-- WHAT IS BEING ASKED --
Transcribe the listing word for word.

-- STORED ROWS --
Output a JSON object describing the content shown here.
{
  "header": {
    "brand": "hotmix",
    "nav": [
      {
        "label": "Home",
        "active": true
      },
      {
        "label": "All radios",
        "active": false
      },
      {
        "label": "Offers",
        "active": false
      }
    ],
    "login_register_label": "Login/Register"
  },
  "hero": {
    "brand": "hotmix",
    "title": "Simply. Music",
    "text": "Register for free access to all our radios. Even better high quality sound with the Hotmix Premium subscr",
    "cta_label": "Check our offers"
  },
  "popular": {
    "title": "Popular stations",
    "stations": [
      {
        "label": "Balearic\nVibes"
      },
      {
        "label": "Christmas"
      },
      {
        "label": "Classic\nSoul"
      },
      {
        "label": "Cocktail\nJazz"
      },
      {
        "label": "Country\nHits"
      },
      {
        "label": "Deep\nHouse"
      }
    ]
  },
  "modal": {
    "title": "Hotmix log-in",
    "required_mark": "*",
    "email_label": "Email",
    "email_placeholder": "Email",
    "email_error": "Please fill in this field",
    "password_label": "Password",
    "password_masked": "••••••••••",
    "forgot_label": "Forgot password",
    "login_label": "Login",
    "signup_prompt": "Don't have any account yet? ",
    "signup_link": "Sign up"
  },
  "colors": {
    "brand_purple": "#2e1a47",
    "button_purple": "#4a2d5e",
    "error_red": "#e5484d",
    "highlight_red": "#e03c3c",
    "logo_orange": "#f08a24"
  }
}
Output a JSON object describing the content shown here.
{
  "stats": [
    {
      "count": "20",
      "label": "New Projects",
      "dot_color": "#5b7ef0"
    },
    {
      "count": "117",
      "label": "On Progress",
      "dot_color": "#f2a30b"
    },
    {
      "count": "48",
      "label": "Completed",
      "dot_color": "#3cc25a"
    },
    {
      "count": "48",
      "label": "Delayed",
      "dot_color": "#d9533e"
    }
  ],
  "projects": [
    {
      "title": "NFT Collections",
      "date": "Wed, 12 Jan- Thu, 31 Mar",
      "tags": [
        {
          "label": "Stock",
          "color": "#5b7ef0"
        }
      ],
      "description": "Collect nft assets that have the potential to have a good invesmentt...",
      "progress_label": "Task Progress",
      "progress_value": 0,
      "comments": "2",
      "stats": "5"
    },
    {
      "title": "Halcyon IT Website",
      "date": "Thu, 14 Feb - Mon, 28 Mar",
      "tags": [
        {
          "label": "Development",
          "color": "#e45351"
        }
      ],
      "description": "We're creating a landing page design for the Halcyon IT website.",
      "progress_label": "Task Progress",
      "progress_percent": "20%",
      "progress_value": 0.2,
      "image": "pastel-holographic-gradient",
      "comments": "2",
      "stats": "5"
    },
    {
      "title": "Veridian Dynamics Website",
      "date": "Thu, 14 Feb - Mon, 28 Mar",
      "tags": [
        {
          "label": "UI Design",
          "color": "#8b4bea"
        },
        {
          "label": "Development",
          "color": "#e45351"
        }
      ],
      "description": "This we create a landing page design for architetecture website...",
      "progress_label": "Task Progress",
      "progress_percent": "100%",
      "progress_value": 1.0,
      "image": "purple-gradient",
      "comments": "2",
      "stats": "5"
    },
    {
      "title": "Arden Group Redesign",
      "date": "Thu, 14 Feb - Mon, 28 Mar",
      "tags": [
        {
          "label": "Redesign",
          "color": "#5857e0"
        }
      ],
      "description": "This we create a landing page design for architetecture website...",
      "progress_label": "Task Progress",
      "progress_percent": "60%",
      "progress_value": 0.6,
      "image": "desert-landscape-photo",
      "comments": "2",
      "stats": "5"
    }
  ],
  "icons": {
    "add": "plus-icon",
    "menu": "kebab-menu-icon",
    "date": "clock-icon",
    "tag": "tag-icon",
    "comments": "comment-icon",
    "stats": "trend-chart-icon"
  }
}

-- OUTPUT BELOW --
Output a JSON object describing the content shown here.
{
  "header": {
    "brand": "hotmix",
    "nav": [
      {
        "label": "Home",
        "active": true
      },
      {
        "label": "All radios",
        "active": false
      },
      {
        "label": "Offers",
        "active": false
      }
    ],
    "login_register_label": "Login/Register"
  },
  "hero": {
    "brand": "hotmix",
    "title": "Simply. Music",
    "text": "Register for free access to all our radios. Even better high quality sound with the Hotmix Premium subscr",
    "cta_label": "Check our offers"
  },
  "popular": {
    "title": "Popular stations",
    "stations": [
      {
        "label": "Balearic\nVibes"
      },
      {
        "label": "Christmas"
      },
      {
        "label": "Classic\nSoul"
      },
      {
        "label": "Cocktail\nJazz"
      },
      {
        "label": "Country\nHits"
      },
      {
        "label": "Deep\nHouse"
      }
    ]
  },
  "modal": {
    "title": "Hotmix log-in",
    "required_mark": "*",
    "email_label": "Email",
    "email_placeholder": "Email",
    "email_error": "Please fill in this field",
    "password_label": "Password",
    "password_masked": "••••••••••",
    "forgot_label": "Forgot password",
    "login_label": "Login",
    "signup_prompt": "Don't have any account yet? ",
    "signup_link": "Sign up"
  },
  "colors": {
    "brand_purple": "#2e1a47",
    "button_purple": "#4a2d5e",
    "error_red": "#e5484d",
    "highlight_red": "#e03c3c",
    "logo_orange": "#f08a24"
  }
}
Output a JSON object describing the content shown here.
{
  "stats": [
    {
      "count": "20",
      "label": "New Projects",
      "dot_color": "#5b7ef0"
    },
    {
      "count": "117",
      "label": "On Progress",
      "dot_color": "#f2a30b"
    },
    {
      "count": "48",
      "label": "Completed",
      "dot_color": "#3cc25a"
    },
    {
      "count": "48",
      "label": "Delayed",
      "dot_color": "#d9533e"
    }
  ],
  "projects": [
    {
      "title": "NFT Collections",
      "date": "Wed, 12 Jan- Thu, 31 Mar",
      "tags": [
        {
          "label": "Stock",
          "color": "#5b7ef0"
        }
      ],
      "description": "Collect nft assets that have the potential to have a good invesmentt...",
      "progress_label": "Task Progress",
      "progress_value": 0,
      "comments": "2",
      "stats": "5"
    },
    {
      "title": "Halcyon IT Website",
      "date": "Thu, 14 Feb - Mon, 28 Mar",
      "tags": [
        {
          "label": "Development",
          "color": "#e45351"
        }
      ],
      "description": "We're creating a landing page design for the Halcyon IT website.",
      "progress_label": "Task Progress",
      "progress_percent": "20%",
      "progress_value": 0.2,
      "image": "pastel-holographic-gradient",
      "comments": "2",
      "stats": "5"
    },
    {
      "title": "Veridian Dynamics Website",
      "date": "Thu, 14 Feb - Mon, 28 Mar",
      "tags": [
        {
          "label": "UI Design",
          "color": "#8b4bea"
        },
        {
          "label": "Development",
          "color": "#e45351"
        }
      ],
      "description": "This we create a landing page design for architetecture website...",
      "progress_label": "Task Progress",
      "progress_percent": "100%",
      "progress_value": 1.0,
      "image": "purple-gradient",
      "comments": "2",
      "stats": "5"
    },
    {
      "title": "Arden Group Redesign",
      "date": "Thu, 14 Feb - Mon, 28 Mar",
      "tags": [
        {
          "label": "Redesign",
          "color": "#5857e0"
        }
      ],
      "description": "This we create a landing page design for architetecture website...",
      "progress_label": "Task Progress",
      "progress_percent": "60%",
      "progress_value": 0.6,
      "image": "desert-landscape-photo",
      "comments": "2",
      "stats": "5"
    }
  ],
  "icons": {
    "add": "plus-icon",
    "menu": "kebab-menu-icon",
    "date": "clock-icon",
    "tag": "tag-icon",
    "comments": "comment-icon",
    "stats": "trend-chart-icon"
  }
}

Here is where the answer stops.